◆ **WRITTEN TASK**:
Below is a block of records; repeat each one exactly.

(Figure dataset records)
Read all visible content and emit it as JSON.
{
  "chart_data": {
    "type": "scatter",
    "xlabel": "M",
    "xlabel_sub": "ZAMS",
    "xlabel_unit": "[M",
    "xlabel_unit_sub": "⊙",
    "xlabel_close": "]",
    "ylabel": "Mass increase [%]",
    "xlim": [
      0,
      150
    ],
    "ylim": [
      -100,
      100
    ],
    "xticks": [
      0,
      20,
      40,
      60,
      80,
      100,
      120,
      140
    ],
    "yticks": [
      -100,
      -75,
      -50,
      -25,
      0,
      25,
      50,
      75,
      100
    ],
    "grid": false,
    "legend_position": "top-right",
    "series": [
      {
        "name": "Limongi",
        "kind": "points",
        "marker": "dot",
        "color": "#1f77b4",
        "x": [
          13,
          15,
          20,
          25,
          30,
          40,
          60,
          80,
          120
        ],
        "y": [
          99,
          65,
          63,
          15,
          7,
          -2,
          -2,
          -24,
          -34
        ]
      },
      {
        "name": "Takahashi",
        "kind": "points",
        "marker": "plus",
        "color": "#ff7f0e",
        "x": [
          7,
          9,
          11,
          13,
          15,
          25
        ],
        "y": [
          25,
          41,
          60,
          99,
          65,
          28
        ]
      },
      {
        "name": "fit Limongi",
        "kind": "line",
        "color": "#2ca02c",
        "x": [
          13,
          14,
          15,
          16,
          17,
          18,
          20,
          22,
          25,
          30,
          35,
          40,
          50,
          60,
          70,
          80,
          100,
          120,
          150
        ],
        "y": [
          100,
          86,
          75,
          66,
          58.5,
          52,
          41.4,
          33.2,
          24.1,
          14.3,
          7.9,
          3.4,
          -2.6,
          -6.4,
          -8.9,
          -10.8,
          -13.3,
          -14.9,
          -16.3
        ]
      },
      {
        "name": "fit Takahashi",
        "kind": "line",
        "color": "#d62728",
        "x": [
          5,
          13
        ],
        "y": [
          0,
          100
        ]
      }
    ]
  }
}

◆ **OUTPUT FOR THIS TASK**:
Read all visible content and emit it as JSON.
{
  "chart_data": {
    "type": "scatter",
    "xlabel": "M",
    "xlabel_sub": "ZAMS",
    "xlabel_unit": "[M",
    "xlabel_unit_sub": "⊙",
    "xlabel_close": "]",
    "ylabel": "Mass increase [%]",
    "xlim": [
      0,
      150
    ],
    "ylim": [
      -100,
      100
    ],
    "xticks": [
      0,
      20,
      40,
      60,
      80,
      100,
      120,
      140
    ],
    "yticks": [
      -100,
      -75,
      -50,
      -25,
      0,
      25,
      50,
      75,
      100
    ],
    "grid": false,
    "legend_position": "top-right",
    "series": [
      {
        "name": "Limongi",
        "kind": "points",
        "marker": "dot",
        "color": "#1f77b4",
        "x": [
          13,
          15,
          20,
          25,
          30,
          40,
          60,
          80,
          120
        ],
        "y": [
          99,
          65,
          63,
          15,
          7,
          -2,
          -2,
          -24,
          -34
        ]
      },
      {
        "name": "Takahashi",
        "kind": "points",
        "marker": "plus",
        "color": "#ff7f0e",
        "x": [
          7,
          9,
          11,
          13,
          15,
          25
        ],
        "y": [
          25,
          41,
          60,
          99,
          65,
          28
        ]
      },
      {
        "name": "fit Limongi",
        "kind": "line",
        "color": "#2ca02c",
        "x": [
          13,
          14,
          15,
          16,
          17,
          18,
          20,
          22,
          25,
          30,
          35,
          40,
          50,
          60,
          70,
          80,
          100,
          120,
          150
        ],
        "y": [
          100,
          86,
          75,
          66,
          58.5,
          52,
          41.4,
          33.2,
          24.1,
          14.3,
          7.9,
          3.4,
          -2.6,
          -6.4,
          -8.9,
          -10.8,
          -13.3,
          -14.9,
          -16.3
        ]
      },
      {
        "name": "fit Takahashi",
        "kind": "line",
        "color": "#d62728",
        "x": [
          5,
          13
        ],
        "y": [
          0,
          100
        ]
      }
    ]
  }
}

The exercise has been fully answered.